Rewrite the records starting at the beginning and ending at the line that contains "133, 326, 155]", substituting "post-text-line" for "tweet-text-line" and leaving everything else unchanged.

*** Data to process ***

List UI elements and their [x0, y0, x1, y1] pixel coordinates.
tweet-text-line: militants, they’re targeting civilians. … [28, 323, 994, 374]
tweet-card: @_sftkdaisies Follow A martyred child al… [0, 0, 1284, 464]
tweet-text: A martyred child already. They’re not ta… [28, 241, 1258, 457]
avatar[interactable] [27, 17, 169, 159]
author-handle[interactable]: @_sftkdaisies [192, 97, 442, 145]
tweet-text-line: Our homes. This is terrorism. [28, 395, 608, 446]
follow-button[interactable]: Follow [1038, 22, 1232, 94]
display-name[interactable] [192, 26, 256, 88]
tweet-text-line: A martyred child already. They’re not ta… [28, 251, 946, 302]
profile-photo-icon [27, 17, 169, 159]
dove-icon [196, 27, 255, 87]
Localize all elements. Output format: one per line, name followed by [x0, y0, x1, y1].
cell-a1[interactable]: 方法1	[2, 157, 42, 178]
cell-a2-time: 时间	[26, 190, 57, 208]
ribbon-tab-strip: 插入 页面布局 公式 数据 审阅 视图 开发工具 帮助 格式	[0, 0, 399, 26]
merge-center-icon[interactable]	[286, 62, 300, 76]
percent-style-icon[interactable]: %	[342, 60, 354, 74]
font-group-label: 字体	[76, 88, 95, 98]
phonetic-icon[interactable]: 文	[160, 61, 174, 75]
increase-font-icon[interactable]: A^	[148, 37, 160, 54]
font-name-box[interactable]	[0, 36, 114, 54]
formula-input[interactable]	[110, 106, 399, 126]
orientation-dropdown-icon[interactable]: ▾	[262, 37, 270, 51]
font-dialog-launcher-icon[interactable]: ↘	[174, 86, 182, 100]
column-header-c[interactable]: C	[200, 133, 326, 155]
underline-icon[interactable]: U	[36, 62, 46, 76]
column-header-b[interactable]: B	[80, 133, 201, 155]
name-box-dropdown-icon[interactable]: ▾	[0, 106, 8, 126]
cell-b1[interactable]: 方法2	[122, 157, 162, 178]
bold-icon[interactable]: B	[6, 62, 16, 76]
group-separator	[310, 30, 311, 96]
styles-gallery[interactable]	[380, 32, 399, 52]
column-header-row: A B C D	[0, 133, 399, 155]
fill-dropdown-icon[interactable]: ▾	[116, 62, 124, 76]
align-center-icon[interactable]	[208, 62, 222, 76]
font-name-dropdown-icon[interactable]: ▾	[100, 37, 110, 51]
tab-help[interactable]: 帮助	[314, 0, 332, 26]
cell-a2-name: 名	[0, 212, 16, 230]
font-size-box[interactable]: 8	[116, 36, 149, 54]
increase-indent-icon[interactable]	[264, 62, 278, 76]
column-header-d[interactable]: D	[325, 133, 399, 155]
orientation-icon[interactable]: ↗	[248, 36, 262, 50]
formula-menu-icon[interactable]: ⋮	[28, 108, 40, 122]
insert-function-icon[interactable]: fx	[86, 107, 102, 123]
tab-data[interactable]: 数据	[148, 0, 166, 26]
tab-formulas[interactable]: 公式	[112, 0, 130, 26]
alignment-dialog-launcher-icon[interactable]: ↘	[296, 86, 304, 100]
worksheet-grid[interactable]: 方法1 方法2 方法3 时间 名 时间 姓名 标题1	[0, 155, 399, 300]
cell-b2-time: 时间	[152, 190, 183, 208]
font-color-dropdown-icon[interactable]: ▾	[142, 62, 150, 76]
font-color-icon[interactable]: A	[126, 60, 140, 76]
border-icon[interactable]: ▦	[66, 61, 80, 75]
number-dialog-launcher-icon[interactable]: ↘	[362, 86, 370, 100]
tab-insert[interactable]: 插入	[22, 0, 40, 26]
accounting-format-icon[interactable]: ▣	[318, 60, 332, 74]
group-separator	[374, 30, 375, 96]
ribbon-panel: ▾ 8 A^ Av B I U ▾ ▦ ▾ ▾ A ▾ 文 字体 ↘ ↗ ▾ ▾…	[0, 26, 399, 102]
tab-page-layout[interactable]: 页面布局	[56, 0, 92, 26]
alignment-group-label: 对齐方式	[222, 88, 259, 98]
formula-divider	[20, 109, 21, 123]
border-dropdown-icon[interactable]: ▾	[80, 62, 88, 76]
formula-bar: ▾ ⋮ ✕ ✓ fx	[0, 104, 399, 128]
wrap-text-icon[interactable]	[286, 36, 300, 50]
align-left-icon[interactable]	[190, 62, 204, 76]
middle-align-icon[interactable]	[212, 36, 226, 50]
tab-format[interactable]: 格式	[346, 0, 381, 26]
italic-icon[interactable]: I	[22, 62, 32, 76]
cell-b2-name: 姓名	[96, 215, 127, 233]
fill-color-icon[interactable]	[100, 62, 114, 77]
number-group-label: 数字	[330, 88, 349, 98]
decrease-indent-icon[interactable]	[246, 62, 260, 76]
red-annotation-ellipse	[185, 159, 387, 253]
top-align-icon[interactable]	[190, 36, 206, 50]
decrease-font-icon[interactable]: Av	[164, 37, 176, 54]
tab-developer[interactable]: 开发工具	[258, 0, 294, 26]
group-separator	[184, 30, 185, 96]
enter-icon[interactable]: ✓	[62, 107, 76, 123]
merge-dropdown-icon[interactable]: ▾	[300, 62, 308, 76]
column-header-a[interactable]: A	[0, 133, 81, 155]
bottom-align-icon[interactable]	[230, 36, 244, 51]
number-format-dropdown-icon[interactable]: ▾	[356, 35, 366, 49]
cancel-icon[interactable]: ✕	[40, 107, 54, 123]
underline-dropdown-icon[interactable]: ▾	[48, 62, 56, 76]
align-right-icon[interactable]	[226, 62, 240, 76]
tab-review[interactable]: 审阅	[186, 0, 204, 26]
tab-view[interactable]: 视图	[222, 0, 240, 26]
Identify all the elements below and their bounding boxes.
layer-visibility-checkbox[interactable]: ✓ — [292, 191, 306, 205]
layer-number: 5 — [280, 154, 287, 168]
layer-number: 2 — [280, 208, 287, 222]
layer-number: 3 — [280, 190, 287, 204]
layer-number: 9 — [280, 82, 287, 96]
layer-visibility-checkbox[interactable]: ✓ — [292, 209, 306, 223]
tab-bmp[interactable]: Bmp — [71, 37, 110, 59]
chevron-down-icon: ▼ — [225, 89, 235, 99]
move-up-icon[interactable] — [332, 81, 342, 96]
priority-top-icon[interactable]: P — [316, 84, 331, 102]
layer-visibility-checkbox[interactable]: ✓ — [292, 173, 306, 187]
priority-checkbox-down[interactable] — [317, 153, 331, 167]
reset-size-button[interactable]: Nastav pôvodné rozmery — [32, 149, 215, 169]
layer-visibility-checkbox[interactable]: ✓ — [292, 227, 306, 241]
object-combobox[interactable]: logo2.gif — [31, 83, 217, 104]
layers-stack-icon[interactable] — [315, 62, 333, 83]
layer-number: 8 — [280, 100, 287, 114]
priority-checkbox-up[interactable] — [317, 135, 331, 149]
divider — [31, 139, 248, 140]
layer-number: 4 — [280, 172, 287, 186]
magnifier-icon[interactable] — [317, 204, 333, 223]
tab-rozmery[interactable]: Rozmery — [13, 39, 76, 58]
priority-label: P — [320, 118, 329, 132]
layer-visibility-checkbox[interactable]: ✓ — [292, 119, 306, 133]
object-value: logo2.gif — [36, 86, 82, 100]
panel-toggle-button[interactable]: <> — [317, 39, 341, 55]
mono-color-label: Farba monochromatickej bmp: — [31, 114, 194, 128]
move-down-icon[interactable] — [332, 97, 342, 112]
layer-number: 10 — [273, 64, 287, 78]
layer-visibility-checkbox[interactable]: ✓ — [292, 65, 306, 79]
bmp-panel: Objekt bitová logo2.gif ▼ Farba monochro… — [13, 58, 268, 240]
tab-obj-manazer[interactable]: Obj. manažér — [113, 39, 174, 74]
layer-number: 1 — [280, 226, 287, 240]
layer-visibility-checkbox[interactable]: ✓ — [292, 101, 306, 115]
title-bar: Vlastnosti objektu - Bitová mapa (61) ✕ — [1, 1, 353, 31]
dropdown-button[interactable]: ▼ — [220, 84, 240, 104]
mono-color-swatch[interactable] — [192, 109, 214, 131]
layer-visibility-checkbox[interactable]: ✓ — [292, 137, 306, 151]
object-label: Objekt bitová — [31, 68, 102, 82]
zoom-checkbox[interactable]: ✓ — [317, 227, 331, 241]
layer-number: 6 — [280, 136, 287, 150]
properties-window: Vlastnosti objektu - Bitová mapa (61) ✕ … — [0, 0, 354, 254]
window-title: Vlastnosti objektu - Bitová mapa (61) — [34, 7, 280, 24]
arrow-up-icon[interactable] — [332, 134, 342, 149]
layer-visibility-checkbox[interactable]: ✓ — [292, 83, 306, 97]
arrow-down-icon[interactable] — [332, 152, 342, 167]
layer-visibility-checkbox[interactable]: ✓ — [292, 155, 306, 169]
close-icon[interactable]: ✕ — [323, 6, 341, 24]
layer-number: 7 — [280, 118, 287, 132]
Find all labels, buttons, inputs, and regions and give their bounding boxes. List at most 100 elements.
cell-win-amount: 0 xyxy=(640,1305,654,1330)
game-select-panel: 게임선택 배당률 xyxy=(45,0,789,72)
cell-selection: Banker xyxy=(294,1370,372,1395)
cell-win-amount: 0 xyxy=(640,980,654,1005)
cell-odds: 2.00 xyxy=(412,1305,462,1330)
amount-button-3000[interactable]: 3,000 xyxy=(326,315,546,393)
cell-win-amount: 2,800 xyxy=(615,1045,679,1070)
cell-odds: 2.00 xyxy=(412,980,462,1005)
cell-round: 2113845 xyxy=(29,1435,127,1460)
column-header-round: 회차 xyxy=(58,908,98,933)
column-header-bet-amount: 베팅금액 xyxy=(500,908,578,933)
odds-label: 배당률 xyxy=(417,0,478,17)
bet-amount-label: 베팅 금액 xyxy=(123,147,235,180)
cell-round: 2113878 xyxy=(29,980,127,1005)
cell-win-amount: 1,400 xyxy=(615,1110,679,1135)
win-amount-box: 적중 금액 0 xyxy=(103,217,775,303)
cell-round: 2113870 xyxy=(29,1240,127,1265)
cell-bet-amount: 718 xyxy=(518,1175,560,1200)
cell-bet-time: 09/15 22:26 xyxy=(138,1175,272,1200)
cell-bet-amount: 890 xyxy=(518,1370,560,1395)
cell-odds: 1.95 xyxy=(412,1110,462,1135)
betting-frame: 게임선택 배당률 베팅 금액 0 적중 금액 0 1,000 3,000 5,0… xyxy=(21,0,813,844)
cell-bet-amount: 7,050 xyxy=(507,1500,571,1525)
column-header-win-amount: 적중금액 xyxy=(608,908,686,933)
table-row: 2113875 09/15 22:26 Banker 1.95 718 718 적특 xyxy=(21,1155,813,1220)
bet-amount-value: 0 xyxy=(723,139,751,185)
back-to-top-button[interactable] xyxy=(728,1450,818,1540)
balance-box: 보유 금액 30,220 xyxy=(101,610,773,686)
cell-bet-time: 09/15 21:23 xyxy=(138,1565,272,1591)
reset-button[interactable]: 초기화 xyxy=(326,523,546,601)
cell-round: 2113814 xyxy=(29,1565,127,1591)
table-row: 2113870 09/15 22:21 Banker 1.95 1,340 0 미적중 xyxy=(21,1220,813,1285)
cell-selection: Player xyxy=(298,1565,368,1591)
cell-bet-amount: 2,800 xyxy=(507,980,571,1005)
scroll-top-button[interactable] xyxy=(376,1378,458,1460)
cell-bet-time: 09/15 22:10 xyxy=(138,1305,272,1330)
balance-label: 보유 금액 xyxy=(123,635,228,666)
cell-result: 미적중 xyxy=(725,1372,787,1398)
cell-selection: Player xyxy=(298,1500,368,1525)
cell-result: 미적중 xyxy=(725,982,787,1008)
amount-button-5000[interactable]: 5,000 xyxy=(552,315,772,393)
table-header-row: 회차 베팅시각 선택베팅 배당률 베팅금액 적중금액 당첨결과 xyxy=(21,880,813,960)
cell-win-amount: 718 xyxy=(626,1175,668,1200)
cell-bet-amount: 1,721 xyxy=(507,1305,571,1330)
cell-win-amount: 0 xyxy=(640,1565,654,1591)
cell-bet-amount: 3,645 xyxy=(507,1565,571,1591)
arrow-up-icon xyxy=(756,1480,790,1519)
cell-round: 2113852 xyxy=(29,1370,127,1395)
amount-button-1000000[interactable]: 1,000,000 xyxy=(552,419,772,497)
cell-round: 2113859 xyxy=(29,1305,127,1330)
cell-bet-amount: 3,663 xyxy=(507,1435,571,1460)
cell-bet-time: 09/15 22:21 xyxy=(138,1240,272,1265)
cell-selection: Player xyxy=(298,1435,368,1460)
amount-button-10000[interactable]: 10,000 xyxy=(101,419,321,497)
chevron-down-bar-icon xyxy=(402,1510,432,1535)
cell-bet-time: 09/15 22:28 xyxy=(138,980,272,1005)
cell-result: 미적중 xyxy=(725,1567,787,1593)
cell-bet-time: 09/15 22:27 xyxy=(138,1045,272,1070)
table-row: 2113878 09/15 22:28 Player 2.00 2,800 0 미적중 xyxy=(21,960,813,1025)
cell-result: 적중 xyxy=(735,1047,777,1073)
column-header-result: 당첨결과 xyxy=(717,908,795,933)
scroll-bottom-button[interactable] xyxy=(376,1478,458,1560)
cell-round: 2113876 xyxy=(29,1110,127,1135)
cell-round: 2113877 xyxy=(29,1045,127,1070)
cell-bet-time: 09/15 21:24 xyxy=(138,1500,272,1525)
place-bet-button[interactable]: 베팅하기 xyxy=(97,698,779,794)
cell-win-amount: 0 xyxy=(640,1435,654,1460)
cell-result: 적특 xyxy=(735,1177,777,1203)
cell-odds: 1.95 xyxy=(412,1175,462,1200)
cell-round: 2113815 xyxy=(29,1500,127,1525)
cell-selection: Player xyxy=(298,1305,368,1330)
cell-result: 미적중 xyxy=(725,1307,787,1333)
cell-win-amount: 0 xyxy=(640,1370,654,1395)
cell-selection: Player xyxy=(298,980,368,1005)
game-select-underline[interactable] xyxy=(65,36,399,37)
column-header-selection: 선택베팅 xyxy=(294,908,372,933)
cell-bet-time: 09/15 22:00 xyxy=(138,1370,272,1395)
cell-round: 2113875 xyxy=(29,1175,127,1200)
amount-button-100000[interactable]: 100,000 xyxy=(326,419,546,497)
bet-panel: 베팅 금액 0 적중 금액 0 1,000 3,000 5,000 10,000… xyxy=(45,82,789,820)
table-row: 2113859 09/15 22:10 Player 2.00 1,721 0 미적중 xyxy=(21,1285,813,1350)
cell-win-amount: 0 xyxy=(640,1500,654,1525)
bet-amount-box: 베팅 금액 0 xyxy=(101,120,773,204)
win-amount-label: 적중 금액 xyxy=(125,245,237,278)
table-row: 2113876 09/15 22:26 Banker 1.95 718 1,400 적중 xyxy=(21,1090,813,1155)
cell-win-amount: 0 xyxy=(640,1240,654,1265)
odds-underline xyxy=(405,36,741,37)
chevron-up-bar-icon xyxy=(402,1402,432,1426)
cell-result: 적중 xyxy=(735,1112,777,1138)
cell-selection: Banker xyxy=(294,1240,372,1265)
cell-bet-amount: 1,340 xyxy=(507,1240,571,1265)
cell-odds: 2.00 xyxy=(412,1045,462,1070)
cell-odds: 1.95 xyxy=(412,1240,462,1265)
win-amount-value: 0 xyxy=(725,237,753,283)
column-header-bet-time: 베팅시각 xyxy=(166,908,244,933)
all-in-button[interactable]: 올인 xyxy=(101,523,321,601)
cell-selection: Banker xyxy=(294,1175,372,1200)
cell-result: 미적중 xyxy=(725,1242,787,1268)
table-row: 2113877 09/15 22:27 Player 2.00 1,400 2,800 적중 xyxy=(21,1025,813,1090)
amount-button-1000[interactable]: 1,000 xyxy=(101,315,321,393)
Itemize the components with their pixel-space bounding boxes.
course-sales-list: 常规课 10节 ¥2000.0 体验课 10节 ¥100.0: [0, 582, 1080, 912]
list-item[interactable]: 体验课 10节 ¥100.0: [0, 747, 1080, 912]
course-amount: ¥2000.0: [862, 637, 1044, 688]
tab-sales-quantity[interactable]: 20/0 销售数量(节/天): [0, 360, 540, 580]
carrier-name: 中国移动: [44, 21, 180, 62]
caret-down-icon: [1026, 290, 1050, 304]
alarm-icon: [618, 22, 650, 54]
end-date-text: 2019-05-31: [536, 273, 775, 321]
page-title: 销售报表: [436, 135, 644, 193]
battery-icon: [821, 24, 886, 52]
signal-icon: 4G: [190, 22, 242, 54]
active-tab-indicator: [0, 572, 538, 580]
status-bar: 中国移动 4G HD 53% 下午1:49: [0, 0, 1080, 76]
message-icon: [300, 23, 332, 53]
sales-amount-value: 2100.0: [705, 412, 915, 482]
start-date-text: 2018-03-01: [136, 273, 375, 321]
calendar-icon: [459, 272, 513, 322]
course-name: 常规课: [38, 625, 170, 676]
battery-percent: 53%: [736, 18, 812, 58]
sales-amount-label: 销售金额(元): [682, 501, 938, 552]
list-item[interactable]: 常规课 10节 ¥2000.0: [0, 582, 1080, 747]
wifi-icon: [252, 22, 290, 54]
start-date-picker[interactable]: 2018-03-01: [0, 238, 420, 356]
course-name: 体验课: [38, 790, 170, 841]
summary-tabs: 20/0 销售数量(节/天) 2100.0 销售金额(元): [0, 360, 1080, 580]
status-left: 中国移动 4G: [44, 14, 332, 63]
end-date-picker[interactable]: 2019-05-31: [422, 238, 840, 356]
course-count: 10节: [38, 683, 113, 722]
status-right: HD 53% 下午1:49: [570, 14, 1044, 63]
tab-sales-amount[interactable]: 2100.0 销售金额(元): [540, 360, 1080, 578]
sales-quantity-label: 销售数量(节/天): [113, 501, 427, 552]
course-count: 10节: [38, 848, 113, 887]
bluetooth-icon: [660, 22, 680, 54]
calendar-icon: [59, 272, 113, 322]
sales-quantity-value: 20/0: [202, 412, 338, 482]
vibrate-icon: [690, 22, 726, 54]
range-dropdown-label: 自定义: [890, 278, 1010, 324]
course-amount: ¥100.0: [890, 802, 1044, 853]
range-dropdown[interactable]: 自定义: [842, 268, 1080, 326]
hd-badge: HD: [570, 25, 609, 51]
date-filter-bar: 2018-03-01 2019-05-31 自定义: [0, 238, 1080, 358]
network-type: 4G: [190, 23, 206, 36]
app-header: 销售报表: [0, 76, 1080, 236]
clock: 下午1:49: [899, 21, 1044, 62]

***

* [Answer to the exercise]
List UI elements and their [x0, y0, x1, y1] pixel coordinates.
post-text-line: militants, they’re targeting civilians. … [28, 323, 994, 374]
tweet-card: @_sftkdaisies Follow A martyred child al… [0, 0, 1284, 464]
tweet-text: A martyred child already. They’re not ta… [28, 241, 1258, 457]
avatar[interactable] [27, 17, 169, 159]
author-handle[interactable]: @_sftkdaisies [192, 97, 442, 145]
post-text-line: Our homes. This is terrorism. [28, 395, 608, 446]
follow-button[interactable]: Follow [1038, 22, 1232, 94]
display-name[interactable] [192, 26, 256, 88]
post-text-line: A martyred child already. They’re not ta… [28, 251, 946, 302]
profile-photo-icon [27, 17, 169, 159]
dove-icon [196, 27, 255, 87]
Localize all elements. Output format: one per line, name followed by [x0, y0, x1, y1].
cell-a1[interactable]: 方法1	[2, 157, 42, 178]
cell-a2-time: 时间	[26, 190, 57, 208]
ribbon-tab-strip: 插入 页面布局 公式 数据 审阅 视图 开发工具 帮助 格式	[0, 0, 399, 26]
merge-center-icon[interactable]	[286, 62, 300, 76]
percent-style-icon[interactable]: %	[342, 60, 354, 74]
font-group-label: 字体	[76, 88, 95, 98]
phonetic-icon[interactable]: 文	[160, 61, 174, 75]
increase-font-icon[interactable]: A^	[148, 37, 160, 54]
font-name-box[interactable]	[0, 36, 114, 54]
formula-input[interactable]	[110, 106, 399, 126]
orientation-dropdown-icon[interactable]: ▾	[262, 37, 270, 51]
font-dialog-launcher-icon[interactable]: ↘	[174, 86, 182, 100]
column-header-c[interactable]: C	[200, 133, 326, 155]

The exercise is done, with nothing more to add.